▶ Your instructions: Present each line of the entries below that holds the word "Factual".

Stored records:
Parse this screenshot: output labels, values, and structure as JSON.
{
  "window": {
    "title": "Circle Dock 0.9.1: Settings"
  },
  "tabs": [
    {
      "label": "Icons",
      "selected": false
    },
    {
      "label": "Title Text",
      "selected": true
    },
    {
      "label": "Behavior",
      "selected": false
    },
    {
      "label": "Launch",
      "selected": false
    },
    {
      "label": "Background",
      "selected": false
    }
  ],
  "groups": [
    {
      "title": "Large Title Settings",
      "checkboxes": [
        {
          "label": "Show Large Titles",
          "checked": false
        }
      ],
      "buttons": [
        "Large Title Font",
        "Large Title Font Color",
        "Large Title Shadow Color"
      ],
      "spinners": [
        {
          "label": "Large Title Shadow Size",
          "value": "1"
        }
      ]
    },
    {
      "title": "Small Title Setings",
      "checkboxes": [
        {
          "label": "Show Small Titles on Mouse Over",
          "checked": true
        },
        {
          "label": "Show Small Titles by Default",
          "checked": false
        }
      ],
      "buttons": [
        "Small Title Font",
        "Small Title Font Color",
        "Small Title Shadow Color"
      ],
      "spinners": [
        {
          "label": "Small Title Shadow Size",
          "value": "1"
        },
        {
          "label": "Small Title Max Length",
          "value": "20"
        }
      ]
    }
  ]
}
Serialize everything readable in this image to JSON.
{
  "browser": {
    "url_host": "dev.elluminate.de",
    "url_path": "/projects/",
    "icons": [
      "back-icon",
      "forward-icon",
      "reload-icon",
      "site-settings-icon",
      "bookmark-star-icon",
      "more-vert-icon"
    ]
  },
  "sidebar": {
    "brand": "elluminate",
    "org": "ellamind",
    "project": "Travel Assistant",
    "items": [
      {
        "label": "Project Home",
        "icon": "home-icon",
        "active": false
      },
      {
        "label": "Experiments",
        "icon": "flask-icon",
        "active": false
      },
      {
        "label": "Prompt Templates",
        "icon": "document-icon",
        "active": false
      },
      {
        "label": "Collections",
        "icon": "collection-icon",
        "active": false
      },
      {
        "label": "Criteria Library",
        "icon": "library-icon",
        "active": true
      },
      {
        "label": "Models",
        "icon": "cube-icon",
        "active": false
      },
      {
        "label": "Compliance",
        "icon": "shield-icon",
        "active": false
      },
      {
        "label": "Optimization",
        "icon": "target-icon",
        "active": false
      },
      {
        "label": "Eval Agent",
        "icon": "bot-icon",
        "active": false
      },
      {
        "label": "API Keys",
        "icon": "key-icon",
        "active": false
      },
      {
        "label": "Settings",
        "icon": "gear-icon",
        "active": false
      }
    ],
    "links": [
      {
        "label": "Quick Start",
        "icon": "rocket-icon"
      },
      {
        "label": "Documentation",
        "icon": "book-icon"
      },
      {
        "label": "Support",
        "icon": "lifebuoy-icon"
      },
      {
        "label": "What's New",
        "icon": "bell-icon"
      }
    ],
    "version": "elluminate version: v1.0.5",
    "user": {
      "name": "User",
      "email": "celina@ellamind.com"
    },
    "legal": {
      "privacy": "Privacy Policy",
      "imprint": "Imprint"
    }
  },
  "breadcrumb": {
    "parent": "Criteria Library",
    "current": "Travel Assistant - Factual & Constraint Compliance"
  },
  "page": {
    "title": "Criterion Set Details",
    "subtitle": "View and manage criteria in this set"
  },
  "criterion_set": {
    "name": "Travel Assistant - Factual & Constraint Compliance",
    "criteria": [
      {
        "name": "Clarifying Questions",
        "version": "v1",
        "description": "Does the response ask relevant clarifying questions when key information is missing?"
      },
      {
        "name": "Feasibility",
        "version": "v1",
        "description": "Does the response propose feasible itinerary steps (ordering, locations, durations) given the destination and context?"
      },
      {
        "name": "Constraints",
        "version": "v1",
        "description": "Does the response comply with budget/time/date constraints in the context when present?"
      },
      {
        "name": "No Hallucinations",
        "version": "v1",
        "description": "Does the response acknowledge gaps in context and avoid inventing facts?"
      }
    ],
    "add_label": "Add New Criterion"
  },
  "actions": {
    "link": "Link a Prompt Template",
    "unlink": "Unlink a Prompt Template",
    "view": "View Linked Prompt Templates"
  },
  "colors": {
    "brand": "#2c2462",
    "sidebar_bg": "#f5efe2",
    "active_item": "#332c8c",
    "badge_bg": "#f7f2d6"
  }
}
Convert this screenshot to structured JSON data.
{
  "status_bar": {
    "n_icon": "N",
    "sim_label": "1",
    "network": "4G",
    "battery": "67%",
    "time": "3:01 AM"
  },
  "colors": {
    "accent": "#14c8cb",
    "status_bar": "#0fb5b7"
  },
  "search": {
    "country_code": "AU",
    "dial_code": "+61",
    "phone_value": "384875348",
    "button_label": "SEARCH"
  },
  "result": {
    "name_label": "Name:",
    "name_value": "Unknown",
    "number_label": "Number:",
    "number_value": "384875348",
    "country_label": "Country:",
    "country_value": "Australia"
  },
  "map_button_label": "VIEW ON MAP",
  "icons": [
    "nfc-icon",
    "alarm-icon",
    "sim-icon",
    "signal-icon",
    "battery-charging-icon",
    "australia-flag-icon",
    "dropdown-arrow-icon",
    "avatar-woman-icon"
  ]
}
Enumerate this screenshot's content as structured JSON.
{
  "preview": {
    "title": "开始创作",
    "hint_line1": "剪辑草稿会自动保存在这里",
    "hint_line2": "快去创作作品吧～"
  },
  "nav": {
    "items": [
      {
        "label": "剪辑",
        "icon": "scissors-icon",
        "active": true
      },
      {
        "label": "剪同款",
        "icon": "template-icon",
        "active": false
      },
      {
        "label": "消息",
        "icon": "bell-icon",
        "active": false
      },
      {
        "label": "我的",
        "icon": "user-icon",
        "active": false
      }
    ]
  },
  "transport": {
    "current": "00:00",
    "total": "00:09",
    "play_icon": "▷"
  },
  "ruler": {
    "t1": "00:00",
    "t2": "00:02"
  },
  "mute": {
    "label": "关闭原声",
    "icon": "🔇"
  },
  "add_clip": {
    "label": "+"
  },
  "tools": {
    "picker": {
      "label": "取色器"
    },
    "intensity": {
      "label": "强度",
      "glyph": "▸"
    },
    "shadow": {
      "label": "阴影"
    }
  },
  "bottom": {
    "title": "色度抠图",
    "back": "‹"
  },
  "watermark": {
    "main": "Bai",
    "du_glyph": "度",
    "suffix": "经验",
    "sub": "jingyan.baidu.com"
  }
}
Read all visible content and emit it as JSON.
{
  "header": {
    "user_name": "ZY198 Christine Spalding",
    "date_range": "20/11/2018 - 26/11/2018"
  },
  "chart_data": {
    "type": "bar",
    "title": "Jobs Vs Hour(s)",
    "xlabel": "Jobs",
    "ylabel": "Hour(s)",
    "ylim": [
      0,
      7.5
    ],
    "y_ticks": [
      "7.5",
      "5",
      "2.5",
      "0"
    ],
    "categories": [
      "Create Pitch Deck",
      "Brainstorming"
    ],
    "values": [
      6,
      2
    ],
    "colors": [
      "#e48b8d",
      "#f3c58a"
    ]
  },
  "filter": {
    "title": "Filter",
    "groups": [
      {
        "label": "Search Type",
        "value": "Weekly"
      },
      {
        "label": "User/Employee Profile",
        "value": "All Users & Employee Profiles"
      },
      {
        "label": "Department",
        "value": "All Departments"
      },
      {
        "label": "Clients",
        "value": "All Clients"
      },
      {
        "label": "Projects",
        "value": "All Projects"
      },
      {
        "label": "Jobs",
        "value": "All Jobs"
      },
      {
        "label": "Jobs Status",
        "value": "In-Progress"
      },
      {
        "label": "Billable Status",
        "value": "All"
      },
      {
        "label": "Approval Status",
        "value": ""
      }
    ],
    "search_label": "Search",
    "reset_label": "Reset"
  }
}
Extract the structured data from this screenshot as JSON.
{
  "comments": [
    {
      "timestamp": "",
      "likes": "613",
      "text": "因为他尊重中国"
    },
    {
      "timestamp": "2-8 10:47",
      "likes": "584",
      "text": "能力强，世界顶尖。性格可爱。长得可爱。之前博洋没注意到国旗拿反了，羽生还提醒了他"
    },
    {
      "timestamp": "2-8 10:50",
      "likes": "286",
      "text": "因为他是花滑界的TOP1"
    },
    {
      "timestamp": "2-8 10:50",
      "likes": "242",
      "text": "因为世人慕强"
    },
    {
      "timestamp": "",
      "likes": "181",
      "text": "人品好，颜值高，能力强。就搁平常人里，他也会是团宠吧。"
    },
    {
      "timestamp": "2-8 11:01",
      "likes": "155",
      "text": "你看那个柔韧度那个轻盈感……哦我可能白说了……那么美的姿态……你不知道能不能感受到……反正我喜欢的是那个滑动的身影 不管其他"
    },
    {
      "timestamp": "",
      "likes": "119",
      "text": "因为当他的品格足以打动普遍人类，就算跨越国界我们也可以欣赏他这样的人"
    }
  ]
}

▶ Written answer:
    "current": "Travel Assistant - Factual & Constraint Compliance"
    "name": "Travel Assistant - Factual & Constraint Compliance",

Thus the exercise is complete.